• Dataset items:
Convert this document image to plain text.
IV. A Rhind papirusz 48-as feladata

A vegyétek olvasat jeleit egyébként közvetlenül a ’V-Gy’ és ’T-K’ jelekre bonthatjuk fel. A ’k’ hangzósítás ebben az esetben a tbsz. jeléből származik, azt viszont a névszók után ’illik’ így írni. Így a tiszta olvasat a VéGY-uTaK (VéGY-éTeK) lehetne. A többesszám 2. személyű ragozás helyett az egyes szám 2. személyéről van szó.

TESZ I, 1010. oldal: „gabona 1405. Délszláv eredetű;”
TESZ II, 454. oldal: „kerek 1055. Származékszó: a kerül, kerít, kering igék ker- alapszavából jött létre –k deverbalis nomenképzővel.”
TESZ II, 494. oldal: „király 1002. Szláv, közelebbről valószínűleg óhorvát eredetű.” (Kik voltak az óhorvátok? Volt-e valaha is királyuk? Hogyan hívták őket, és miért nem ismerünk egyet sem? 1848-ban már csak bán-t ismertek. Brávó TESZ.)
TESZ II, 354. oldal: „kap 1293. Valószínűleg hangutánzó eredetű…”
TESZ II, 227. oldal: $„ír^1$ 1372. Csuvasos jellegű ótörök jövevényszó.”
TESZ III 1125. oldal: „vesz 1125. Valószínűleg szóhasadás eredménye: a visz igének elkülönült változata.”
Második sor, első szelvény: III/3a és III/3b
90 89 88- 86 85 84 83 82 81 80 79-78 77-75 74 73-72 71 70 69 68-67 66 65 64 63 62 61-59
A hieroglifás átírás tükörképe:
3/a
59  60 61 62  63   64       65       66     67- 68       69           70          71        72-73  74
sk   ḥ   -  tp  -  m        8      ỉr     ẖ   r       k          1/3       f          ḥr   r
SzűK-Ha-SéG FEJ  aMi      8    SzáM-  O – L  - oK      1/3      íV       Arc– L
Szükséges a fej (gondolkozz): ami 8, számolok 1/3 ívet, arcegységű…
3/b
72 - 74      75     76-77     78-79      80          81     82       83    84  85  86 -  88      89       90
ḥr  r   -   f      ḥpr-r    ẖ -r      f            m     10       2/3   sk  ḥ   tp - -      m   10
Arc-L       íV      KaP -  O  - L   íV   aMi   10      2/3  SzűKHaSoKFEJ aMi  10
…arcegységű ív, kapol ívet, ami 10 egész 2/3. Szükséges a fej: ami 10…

• The request:
Reply with nothing but a number: how many lines of the entries above contain the string "Szükséges"?

• Written response:
2